* Required work: All entries should be output exactly as they stand.

Stored records
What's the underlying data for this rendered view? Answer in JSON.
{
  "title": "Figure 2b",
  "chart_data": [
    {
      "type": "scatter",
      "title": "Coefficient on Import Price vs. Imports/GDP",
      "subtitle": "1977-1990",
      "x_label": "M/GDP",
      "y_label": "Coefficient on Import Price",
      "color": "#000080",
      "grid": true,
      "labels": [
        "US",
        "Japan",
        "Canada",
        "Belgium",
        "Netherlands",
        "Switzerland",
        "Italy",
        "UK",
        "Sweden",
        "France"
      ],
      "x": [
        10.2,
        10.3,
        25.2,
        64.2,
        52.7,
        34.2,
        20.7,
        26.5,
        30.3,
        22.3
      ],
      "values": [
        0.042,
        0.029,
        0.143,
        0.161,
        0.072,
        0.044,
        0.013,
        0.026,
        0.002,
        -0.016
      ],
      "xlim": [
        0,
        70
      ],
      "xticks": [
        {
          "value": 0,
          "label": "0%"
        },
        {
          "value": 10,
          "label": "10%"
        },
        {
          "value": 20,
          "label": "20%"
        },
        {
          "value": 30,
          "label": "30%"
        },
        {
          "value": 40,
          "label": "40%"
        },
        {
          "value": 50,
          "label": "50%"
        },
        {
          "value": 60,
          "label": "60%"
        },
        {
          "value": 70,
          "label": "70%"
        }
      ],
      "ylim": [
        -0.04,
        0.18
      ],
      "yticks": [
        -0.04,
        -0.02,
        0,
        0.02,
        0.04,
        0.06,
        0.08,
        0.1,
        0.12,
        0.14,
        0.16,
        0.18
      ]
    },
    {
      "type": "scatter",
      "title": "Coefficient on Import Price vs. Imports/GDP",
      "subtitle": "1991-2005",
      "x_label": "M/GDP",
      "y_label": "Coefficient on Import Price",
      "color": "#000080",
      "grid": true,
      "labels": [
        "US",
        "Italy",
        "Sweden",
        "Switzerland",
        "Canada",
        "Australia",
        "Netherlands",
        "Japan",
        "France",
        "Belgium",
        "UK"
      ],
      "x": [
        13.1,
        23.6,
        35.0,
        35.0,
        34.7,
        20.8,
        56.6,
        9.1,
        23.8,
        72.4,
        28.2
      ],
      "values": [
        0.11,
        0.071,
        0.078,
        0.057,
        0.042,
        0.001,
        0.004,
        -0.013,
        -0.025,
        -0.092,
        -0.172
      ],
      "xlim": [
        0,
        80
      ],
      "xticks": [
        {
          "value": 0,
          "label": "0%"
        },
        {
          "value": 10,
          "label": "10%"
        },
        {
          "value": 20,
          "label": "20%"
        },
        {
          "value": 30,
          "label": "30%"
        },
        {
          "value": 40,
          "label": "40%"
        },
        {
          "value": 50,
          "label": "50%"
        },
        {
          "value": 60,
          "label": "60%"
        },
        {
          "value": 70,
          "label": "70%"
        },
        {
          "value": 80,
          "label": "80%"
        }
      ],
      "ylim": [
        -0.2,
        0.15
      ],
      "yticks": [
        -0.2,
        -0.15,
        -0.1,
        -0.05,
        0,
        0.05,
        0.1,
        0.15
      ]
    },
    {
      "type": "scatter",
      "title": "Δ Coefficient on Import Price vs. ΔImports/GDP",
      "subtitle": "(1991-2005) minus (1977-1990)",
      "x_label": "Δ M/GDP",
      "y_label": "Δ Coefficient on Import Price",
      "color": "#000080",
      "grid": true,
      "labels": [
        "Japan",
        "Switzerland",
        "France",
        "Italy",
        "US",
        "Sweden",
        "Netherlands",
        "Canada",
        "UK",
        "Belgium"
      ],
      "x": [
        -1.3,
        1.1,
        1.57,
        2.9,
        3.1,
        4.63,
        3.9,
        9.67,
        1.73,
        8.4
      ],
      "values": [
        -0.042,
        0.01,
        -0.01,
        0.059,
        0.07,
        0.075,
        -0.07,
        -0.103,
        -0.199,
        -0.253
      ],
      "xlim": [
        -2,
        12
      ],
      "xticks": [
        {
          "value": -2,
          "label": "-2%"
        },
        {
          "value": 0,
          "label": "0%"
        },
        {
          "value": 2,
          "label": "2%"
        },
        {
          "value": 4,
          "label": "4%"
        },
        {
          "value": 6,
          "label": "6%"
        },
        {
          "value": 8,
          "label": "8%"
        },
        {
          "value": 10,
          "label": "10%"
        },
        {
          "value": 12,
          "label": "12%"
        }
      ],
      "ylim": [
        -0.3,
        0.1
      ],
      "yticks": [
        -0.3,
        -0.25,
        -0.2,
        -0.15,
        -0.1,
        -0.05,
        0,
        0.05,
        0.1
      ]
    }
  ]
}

* Task response:
What's the underlying data for this rendered view? Answer in JSON.
{
  "title": "Figure 2b",
  "chart_data": [
    {
      "type": "scatter",
      "title": "Coefficient on Import Price vs. Imports/GDP",
      "subtitle": "1977-1990",
      "x_label": "M/GDP",
      "y_label": "Coefficient on Import Price",
      "color": "#000080",
      "grid": true,
      "labels": [
        "US",
        "Japan",
        "Canada",
        "Belgium",
        "Netherlands",
        "Switzerland",
        "Italy",
        "UK",
        "Sweden",
        "France"
      ],
      "x": [
        10.2,
        10.3,
        25.2,
        64.2,
        52.7,
        34.2,
        20.7,
        26.5,
        30.3,
        22.3
      ],
      "values": [
        0.042,
        0.029,
        0.143,
        0.161,
        0.072,
        0.044,
        0.013,
        0.026,
        0.002,
        -0.016
      ],
      "xlim": [
        0,
        70
      ],
      "xticks": [
        {
          "value": 0,
          "label": "0%"
        },
        {
          "value": 10,
          "label": "10%"
        },
        {
          "value": 20,
          "label": "20%"
        },
        {
          "value": 30,
          "label": "30%"
        },
        {
          "value": 40,
          "label": "40%"
        },
        {
          "value": 50,
          "label": "50%"
        },
        {
          "value": 60,
          "label": "60%"
        },
        {
          "value": 70,
          "label": "70%"
        }
      ],
      "ylim": [
        -0.04,
        0.18
      ],
      "yticks": [
        -0.04,
        -0.02,
        0,
        0.02,
        0.04,
        0.06,
        0.08,
        0.1,
        0.12,
        0.14,
        0.16,
        0.18
      ]
    },
    {
      "type": "scatter",
      "title": "Coefficient on Import Price vs. Imports/GDP",
      "subtitle": "1991-2005",
      "x_label": "M/GDP",
      "y_label": "Coefficient on Import Price",
      "color": "#000080",
      "grid": true,
      "labels": [
        "US",
        "Italy",
        "Sweden",
        "Switzerland",
        "Canada",
        "Australia",
        "Netherlands",
        "Japan",
        "France",
        "Belgium",
        "UK"
      ],
      "x": [
        13.1,
        23.6,
        35.0,
        35.0,
        34.7,
        20.8,
        56.6,
        9.1,
        23.8,
        72.4,
        28.2
      ],
      "values": [
        0.11,
        0.071,
        0.078,
        0.057,
        0.042,
        0.001,
        0.004,
        -0.013,
        -0.025,
        -0.092,
        -0.172
      ],
      "xlim": [
        0,
        80
      ],
      "xticks": [
        {
          "value": 0,
          "label": "0%"
        },
        {
          "value": 10,
          "label": "10%"
        },
        {
          "value": 20,
          "label": "20%"
        },
        {
          "value": 30,
          "label": "30%"
        },
        {
          "value": 40,
          "label": "40%"
        },
        {
          "value": 50,
          "label": "50%"
        },
        {
          "value": 60,
          "label": "60%"
        },
        {
          "value": 70,
          "label": "70%"
        },
        {
          "value": 80,
          "label": "80%"
        }
      ],
      "ylim": [
        -0.2,
        0.15
      ],
      "yticks": [
        -0.2,
        -0.15,
        -0.1,
        -0.05,
        0,
        0.05,
        0.1,
        0.15
      ]
    },
    {
      "type": "scatter",
      "title": "Δ Coefficient on Import Price vs. ΔImports/GDP",
      "subtitle": "(1991-2005) minus (1977-1990)",
      "x_label": "Δ M/GDP",
      "y_label": "Δ Coefficient on Import Price",
      "color": "#000080",
      "grid": true,
      "labels": [
        "Japan",
        "Switzerland",
        "France",
        "Italy",
        "US",
        "Sweden",
        "Netherlands",
        "Canada",
        "UK",
        "Belgium"
      ],
      "x": [
        -1.3,
        1.1,
        1.57,
        2.9,
        3.1,
        4.63,
        3.9,
        9.67,
        1.73,
        8.4
      ],
      "values": [
        -0.042,
        0.01,
        -0.01,
        0.059,
        0.07,
        0.075,
        -0.07,
        -0.103,
        -0.199,
        -0.253
      ],
      "xlim": [
        -2,
        12
      ],
      "xticks": [
        {
          "value": -2,
          "label": "-2%"
        },
        {
          "value": 0,
          "label": "0%"
        },
        {
          "value": 2,
          "label": "2%"
        },
        {
          "value": 4,
          "label": "4%"
        },
        {
          "value": 6,
          "label": "6%"
        },
        {
          "value": 8,
          "label": "8%"
        },
        {
          "value": 10,
          "label": "10%"
        },
        {
          "value": 12,
          "label": "12%"
        }
      ],
      "ylim": [
        -0.3,
        0.1
      ],
      "yticks": [
        -0.3,
        -0.25,
        -0.2,
        -0.15,
        -0.1,
        -0.05,
        0,
        0.05,
        0.1
      ]
    }
  ]
}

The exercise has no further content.